■ **TASK TO COMPLETE**
Exactly as written, set down each line of the data below except its pictures.

(AVAILABLE DATA)

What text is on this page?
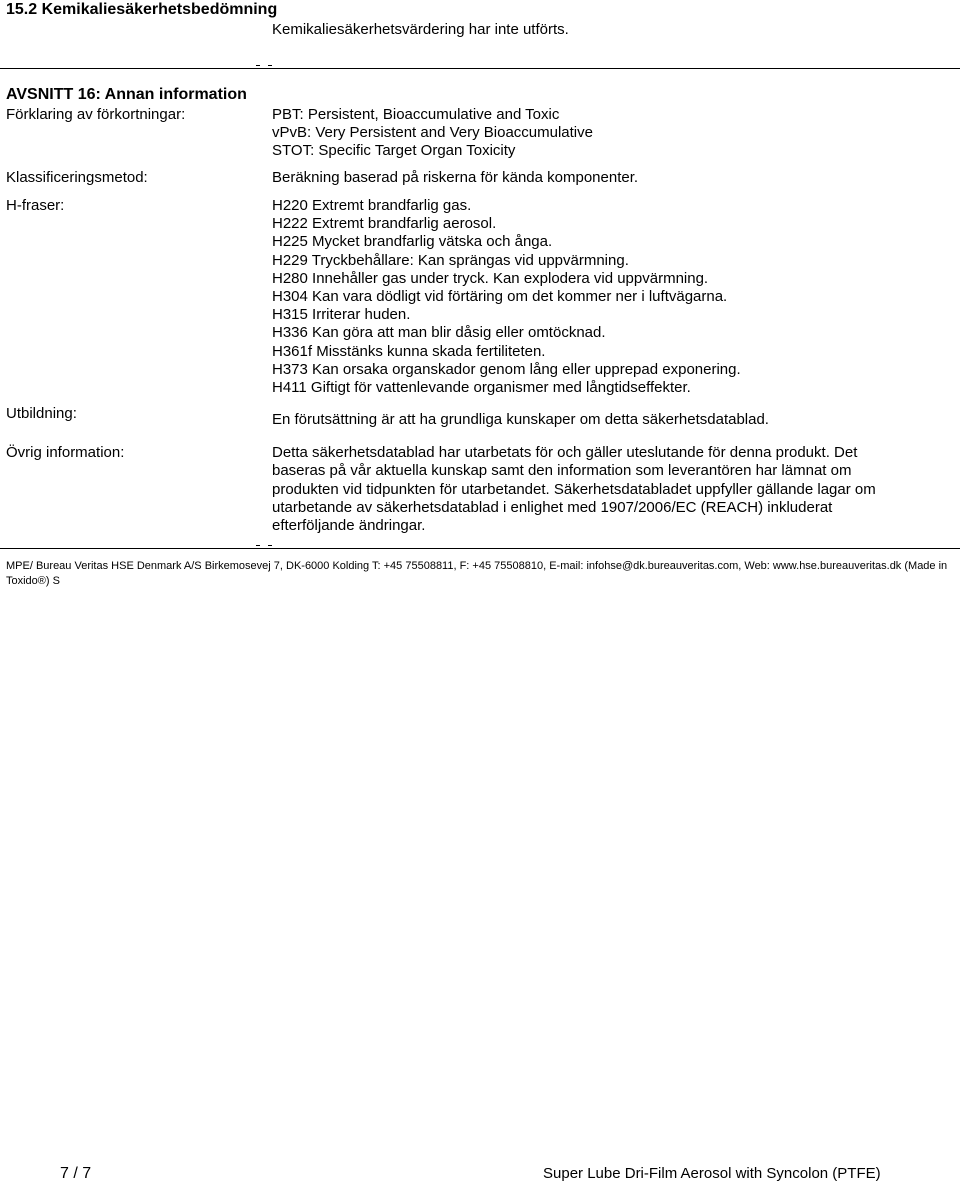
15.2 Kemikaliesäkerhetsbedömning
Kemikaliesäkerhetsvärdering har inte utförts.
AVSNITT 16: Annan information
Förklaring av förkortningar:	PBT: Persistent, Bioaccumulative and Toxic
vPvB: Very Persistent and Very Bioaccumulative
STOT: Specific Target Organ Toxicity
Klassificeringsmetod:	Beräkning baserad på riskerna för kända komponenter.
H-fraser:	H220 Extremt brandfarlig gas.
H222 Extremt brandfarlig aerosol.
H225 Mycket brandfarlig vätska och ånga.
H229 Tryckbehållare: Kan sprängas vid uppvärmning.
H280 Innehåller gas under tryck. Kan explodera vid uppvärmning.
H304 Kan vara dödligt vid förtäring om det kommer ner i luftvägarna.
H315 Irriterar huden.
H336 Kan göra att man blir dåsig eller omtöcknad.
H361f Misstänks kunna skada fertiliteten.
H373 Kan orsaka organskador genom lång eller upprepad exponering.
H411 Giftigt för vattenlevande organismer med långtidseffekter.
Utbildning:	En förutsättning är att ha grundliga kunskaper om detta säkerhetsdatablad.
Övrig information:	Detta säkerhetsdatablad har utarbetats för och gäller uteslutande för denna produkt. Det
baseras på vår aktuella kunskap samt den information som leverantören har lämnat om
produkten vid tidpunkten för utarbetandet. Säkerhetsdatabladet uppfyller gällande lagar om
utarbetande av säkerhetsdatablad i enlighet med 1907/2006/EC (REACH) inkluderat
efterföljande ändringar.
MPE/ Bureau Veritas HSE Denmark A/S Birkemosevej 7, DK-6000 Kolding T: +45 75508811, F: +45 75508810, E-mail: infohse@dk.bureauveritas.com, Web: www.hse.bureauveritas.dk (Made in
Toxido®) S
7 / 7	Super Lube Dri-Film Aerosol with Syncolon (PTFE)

(End AVAILABLE DATA)

■ **THE ANSWER**
What text is on this page?
15.2 Kemikaliesäkerhetsbedömning
Kemikaliesäkerhetsvärdering har inte utförts.
AVSNITT 16: Annan information
Förklaring av förkortningar:	PBT: Persistent, Bioaccumulative and Toxic
vPvB: Very Persistent and Very Bioaccumulative
STOT: Specific Target Organ Toxicity
Klassificeringsmetod:	Beräkning baserad på riskerna för kända komponenter.
H-fraser:	H220 Extremt brandfarlig gas.
H222 Extremt brandfarlig aerosol.
H225 Mycket brandfarlig vätska och ånga.
H229 Tryckbehållare: Kan sprängas vid uppvärmning.
H280 Innehåller gas under tryck. Kan explodera vid uppvärmning.
H304 Kan vara dödligt vid förtäring om det kommer ner i luftvägarna.
H315 Irriterar huden.
H336 Kan göra att man blir dåsig eller omtöcknad.
H361f Misstänks kunna skada fertiliteten.
H373 Kan orsaka organskador genom lång eller upprepad exponering.
H411 Giftigt för vattenlevande organismer med långtidseffekter.
Utbildning:	En förutsättning är att ha grundliga kunskaper om detta säkerhetsdatablad.
Övrig information:	Detta säkerhetsdatablad har utarbetats för och gäller uteslutande för denna produkt. Det
baseras på vår aktuella kunskap samt den information som leverantören har lämnat om
produkten vid tidpunkten för utarbetandet. Säkerhetsdatabladet uppfyller gällande lagar om
utarbetande av säkerhetsdatablad i enlighet med 1907/2006/EC (REACH) inkluderat
efterföljande ändringar.
MPE/ Bureau Veritas HSE Denmark A/S Birkemosevej 7, DK-6000 Kolding T: +45 75508811, F: +45 75508810, E-mail: infohse@dk.bureauveritas.com, Web: www.hse.bureauveritas.dk (Made in
Toxido®) S
7 / 7	Super Lube Dri-Film Aerosol with Syncolon (PTFE)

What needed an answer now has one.